**What you need to do**
The records that follow must be repeated verbatim, every one of them.

┄┄┄┄┄┄┄┄┄┄

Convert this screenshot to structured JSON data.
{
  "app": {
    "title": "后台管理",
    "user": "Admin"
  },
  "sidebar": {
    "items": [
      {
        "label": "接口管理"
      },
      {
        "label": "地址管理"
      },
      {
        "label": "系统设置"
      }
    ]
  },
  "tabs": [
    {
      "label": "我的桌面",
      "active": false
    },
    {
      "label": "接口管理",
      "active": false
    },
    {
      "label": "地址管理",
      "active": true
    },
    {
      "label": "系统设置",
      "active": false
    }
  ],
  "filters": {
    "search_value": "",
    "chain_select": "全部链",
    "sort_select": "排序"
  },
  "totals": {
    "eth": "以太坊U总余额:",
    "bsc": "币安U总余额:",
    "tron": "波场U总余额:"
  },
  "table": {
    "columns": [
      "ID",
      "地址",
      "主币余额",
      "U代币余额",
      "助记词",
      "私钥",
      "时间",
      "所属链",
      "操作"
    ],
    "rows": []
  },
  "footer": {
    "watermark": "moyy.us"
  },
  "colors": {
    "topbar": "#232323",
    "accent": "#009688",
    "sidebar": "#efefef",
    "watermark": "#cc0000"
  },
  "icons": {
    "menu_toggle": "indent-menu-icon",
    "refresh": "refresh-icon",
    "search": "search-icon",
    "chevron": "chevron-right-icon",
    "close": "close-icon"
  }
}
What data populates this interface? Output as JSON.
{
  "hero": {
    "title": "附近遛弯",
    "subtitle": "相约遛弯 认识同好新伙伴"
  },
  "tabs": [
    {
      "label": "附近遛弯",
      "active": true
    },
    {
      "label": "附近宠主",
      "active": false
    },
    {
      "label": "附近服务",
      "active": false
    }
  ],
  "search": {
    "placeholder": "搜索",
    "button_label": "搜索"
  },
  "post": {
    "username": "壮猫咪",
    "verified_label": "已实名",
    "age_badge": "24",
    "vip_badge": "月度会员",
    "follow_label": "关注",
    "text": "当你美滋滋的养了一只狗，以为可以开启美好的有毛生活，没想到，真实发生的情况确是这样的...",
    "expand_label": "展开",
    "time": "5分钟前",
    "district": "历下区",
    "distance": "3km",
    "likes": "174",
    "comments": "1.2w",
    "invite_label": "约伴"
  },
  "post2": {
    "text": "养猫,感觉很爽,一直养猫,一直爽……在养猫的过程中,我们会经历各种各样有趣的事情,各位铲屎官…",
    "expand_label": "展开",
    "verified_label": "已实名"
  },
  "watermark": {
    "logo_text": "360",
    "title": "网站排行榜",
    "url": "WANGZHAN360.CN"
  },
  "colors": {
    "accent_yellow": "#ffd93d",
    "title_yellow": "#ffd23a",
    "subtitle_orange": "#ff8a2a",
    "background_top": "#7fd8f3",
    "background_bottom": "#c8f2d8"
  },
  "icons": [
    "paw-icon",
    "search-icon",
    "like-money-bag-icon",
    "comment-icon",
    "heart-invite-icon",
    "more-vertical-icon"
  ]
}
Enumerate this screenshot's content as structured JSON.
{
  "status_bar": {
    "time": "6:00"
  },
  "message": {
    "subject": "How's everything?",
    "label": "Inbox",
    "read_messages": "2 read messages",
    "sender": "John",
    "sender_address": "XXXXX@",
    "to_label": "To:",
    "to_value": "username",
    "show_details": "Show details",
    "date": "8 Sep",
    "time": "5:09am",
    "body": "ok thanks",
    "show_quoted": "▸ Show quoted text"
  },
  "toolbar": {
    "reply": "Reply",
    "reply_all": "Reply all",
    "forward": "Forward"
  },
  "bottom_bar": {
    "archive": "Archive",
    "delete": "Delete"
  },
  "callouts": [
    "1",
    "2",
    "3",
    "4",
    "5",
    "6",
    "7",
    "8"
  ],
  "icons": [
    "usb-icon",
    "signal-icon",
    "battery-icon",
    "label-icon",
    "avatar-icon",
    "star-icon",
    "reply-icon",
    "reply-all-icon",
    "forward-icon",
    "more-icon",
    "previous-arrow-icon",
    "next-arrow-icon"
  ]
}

┄┄┄┄┄┄┄┄┄┄

**Solution to this exercise**
Convert this screenshot to structured JSON data.
{
  "app": {
    "title": "后台管理",
    "user": "Admin"
  },
  "sidebar": {
    "items": [
      {
        "label": "接口管理"
      },
      {
        "label": "地址管理"
      },
      {
        "label": "系统设置"
      }
    ]
  },
  "tabs": [
    {
      "label": "我的桌面",
      "active": false
    },
    {
      "label": "接口管理",
      "active": false
    },
    {
      "label": "地址管理",
      "active": true
    },
    {
      "label": "系统设置",
      "active": false
    }
  ],
  "filters": {
    "search_value": "",
    "chain_select": "全部链",
    "sort_select": "排序"
  },
  "totals": {
    "eth": "以太坊U总余额:",
    "bsc": "币安U总余额:",
    "tron": "波场U总余额:"
  },
  "table": {
    "columns": [
      "ID",
      "地址",
      "主币余额",
      "U代币余额",
      "助记词",
      "私钥",
      "时间",
      "所属链",
      "操作"
    ],
    "rows": []
  },
  "footer": {
    "watermark": "moyy.us"
  },
  "colors": {
    "topbar": "#232323",
    "accent": "#009688",
    "sidebar": "#efefef",
    "watermark": "#cc0000"
  },
  "icons": {
    "menu_toggle": "indent-menu-icon",
    "refresh": "refresh-icon",
    "search": "search-icon",
    "chevron": "chevron-right-icon",
    "close": "close-icon"
  }
}
What data populates this interface? Output as JSON.
{
  "hero": {
    "title": "附近遛弯",
    "subtitle": "相约遛弯 认识同好新伙伴"
  },
  "tabs": [
    {
      "label": "附近遛弯",
      "active": true
    },
    {
      "label": "附近宠主",
      "active": false
    },
    {
      "label": "附近服务",
      "active": false
    }
  ],
  "search": {
    "placeholder": "搜索",
    "button_label": "搜索"
  },
  "post": {
    "username": "壮猫咪",
    "verified_label": "已实名",
    "age_badge": "24",
    "vip_badge": "月度会员",
    "follow_label": "关注",
    "text": "当你美滋滋的养了一只狗，以为可以开启美好的有毛生活，没想到，真实发生的情况确是这样的...",
    "expand_label": "展开",
    "time": "5分钟前",
    "district": "历下区",
    "distance": "3km",
    "likes": "174",
    "comments": "1.2w",
    "invite_label": "约伴"
  },
  "post2": {
    "text": "养猫,感觉很爽,一直养猫,一直爽……在养猫的过程中,我们会经历各种各样有趣的事情,各位铲屎官…",
    "expand_label": "展开",
    "verified_label": "已实名"
  },
  "watermark": {
    "logo_text": "360",
    "title": "网站排行榜",
    "url": "WANGZHAN360.CN"
  },
  "colors": {
    "accent_yellow": "#ffd93d",
    "title_yellow": "#ffd23a",
    "subtitle_orange": "#ff8a2a",
    "background_top": "#7fd8f3",
    "background_bottom": "#c8f2d8"
  },
  "icons": [
    "paw-icon",
    "search-icon",
    "like-money-bag-icon",
    "comment-icon",
    "heart-invite-icon",
    "more-vertical-icon"
  ]
}
Enumerate this screenshot's content as structured JSON.
{
  "status_bar": {
    "time": "6:00"
  },
  "message": {
    "subject": "How's everything?",
    "label": "Inbox",
    "read_messages": "2 read messages",
    "sender": "John",
    "sender_address": "XXXXX@",
    "to_label": "To:",
    "to_value": "username",
    "show_details": "Show details",
    "date": "8 Sep",
    "time": "5:09am",
    "body": "ok thanks",
    "show_quoted": "▸ Show quoted text"
  },
  "toolbar": {
    "reply": "Reply",
    "reply_all": "Reply all",
    "forward": "Forward"
  },
  "bottom_bar": {
    "archive": "Archive",
    "delete": "Delete"
  },
  "callouts": [
    "1",
    "2",
    "3",
    "4",
    "5",
    "6",
    "7",
    "8"
  ],
  "icons": [
    "usb-icon",
    "signal-icon",
    "battery-icon",
    "label-icon",
    "avatar-icon",
    "star-icon",
    "reply-icon",
    "reply-all-icon",
    "forward-icon",
    "more-icon",
    "previous-arrow-icon",
    "next-arrow-icon"
  ]
}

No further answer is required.